### EXERCISE INSTRUCTIONS
Quote all of the data below exactly, please.

### PROVIDED MATERIAL
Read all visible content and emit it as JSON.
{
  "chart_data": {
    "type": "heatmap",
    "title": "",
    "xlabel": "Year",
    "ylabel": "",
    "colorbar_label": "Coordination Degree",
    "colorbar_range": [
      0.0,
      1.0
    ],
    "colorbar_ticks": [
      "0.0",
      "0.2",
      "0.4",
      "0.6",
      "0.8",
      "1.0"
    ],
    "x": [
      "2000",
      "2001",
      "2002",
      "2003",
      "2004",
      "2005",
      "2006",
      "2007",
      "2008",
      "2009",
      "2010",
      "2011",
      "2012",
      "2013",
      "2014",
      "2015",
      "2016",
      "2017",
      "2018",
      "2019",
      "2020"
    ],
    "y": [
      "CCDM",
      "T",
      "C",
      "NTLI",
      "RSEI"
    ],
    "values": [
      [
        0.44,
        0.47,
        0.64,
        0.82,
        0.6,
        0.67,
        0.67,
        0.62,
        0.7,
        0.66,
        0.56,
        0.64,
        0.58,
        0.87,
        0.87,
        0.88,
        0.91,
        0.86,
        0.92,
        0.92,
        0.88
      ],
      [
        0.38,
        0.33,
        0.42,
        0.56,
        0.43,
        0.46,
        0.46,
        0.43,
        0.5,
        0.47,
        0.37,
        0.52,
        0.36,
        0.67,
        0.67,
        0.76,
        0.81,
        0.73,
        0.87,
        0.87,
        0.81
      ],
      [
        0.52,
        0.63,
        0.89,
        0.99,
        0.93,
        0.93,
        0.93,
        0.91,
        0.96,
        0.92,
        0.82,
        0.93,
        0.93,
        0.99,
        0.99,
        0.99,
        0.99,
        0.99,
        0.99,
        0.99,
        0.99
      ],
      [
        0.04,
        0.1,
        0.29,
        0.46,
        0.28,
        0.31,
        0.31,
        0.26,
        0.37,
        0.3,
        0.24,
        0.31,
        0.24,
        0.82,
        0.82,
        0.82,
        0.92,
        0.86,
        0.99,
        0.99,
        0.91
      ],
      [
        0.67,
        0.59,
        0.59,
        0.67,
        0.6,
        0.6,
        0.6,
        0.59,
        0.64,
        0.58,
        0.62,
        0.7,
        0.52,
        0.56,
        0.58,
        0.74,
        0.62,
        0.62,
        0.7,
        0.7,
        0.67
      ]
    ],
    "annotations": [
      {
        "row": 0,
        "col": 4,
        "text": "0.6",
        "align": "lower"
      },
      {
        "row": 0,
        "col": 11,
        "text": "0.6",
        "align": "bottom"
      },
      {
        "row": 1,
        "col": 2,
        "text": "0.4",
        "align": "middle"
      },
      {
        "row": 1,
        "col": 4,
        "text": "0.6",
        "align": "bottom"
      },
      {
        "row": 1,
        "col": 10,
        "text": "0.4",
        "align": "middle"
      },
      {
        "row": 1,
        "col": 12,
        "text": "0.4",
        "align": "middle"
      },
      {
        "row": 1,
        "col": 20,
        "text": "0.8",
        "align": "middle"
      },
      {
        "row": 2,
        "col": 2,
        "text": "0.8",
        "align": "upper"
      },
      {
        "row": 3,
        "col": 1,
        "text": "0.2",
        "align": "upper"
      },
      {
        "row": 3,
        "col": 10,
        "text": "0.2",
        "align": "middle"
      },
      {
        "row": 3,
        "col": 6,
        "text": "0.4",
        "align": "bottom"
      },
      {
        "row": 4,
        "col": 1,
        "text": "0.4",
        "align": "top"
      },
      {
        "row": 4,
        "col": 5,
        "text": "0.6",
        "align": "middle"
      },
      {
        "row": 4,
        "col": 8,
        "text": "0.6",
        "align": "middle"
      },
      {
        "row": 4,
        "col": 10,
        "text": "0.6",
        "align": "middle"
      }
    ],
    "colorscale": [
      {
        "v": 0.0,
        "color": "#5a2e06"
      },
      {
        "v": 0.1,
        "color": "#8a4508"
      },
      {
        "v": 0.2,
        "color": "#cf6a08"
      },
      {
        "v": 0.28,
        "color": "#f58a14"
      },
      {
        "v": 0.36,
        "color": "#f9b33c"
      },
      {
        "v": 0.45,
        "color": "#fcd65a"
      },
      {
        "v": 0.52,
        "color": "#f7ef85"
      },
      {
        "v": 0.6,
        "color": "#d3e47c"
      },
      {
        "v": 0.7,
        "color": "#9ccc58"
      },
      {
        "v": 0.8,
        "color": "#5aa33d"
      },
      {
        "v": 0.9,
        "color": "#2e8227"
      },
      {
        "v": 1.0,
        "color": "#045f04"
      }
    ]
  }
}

### ANSWER TO THE TASK
Read all visible content and emit it as JSON.
{
  "chart_data": {
    "type": "heatmap",
    "title": "",
    "xlabel": "Year",
    "ylabel": "",
    "colorbar_label": "Coordination Degree",
    "colorbar_range": [
      0.0,
      1.0
    ],
    "colorbar_ticks": [
      "0.0",
      "0.2",
      "0.4",
      "0.6",
      "0.8",
      "1.0"
    ],
    "x": [
      "2000",
      "2001",
      "2002",
      "2003",
      "2004",
      "2005",
      "2006",
      "2007",
      "2008",
      "2009",
      "2010",
      "2011",
      "2012",
      "2013",
      "2014",
      "2015",
      "2016",
      "2017",
      "2018",
      "2019",
      "2020"
    ],
    "y": [
      "CCDM",
      "T",
      "C",
      "NTLI",
      "RSEI"
    ],
    "values": [
      [
        0.44,
        0.47,
        0.64,
        0.82,
        0.6,
        0.67,
        0.67,
        0.62,
        0.7,
        0.66,
        0.56,
        0.64,
        0.58,
        0.87,
        0.87,
        0.88,
        0.91,
        0.86,
        0.92,
        0.92,
        0.88
      ],
      [
        0.38,
        0.33,
        0.42,
        0.56,
        0.43,
        0.46,
        0.46,
        0.43,
        0.5,
        0.47,
        0.37,
        0.52,
        0.36,
        0.67,
        0.67,
        0.76,
        0.81,
        0.73,
        0.87,
        0.87,
        0.81
      ],
      [
        0.52,
        0.63,
        0.89,
        0.99,
        0.93,
        0.93,
        0.93,
        0.91,
        0.96,
        0.92,
        0.82,
        0.93,
        0.93,
        0.99,
        0.99,
        0.99,
        0.99,
        0.99,
        0.99,
        0.99,
        0.99
      ],
      [
        0.04,
        0.1,
        0.29,
        0.46,
        0.28,
        0.31,
        0.31,
        0.26,
        0.37,
        0.3,
        0.24,
        0.31,
        0.24,
        0.82,
        0.82,
        0.82,
        0.92,
        0.86,
        0.99,
        0.99,
        0.91
      ],
      [
        0.67,
        0.59,
        0.59,
        0.67,
        0.6,
        0.6,
        0.6,
        0.59,
        0.64,
        0.58,
        0.62,
        0.7,
        0.52,
        0.56,
        0.58,
        0.74,
        0.62,
        0.62,
        0.7,
        0.7,
        0.67
      ]
    ],
    "annotations": [
      {
        "row": 0,
        "col": 4,
        "text": "0.6",
        "align": "lower"
      },
      {
        "row": 0,
        "col": 11,
        "text": "0.6",
        "align": "bottom"
      },
      {
        "row": 1,
        "col": 2,
        "text": "0.4",
        "align": "middle"
      },
      {
        "row": 1,
        "col": 4,
        "text": "0.6",
        "align": "bottom"
      },
      {
        "row": 1,
        "col": 10,
        "text": "0.4",
        "align": "middle"
      },
      {
        "row": 1,
        "col": 12,
        "text": "0.4",
        "align": "middle"
      },
      {
        "row": 1,
        "col": 20,
        "text": "0.8",
        "align": "middle"
      },
      {
        "row": 2,
        "col": 2,
        "text": "0.8",
        "align": "upper"
      },
      {
        "row": 3,
        "col": 1,
        "text": "0.2",
        "align": "upper"
      },
      {
        "row": 3,
        "col": 10,
        "text": "0.2",
        "align": "middle"
      },
      {
        "row": 3,
        "col": 6,
        "text": "0.4",
        "align": "bottom"
      },
      {
        "row": 4,
        "col": 1,
        "text": "0.4",
        "align": "top"
      },
      {
        "row": 4,
        "col": 5,
        "text": "0.6",
        "align": "middle"
      },
      {
        "row": 4,
        "col": 8,
        "text": "0.6",
        "align": "middle"
      },
      {
        "row": 4,
        "col": 10,
        "text": "0.6",
        "align": "middle"
      }
    ],
    "colorscale": [
      {
        "v": 0.0,
        "color": "#5a2e06"
      },
      {
        "v": 0.1,
        "color": "#8a4508"
      },
      {
        "v": 0.2,
        "color": "#cf6a08"
      },
      {
        "v": 0.28,
        "color": "#f58a14"
      },
      {
        "v": 0.36,
        "color": "#f9b33c"
      },
      {
        "v": 0.45,
        "color": "#fcd65a"
      },
      {
        "v": 0.52,
        "color": "#f7ef85"
      },
      {
        "v": 0.6,
        "color": "#d3e47c"
      },
      {
        "v": 0.7,
        "color": "#9ccc58"
      },
      {
        "v": 0.8,
        "color": "#5aa33d"
      },
      {
        "v": 0.9,
        "color": "#2e8227"
      },
      {
        "v": 1.0,
        "color": "#045f04"
      }
    ]
  }
}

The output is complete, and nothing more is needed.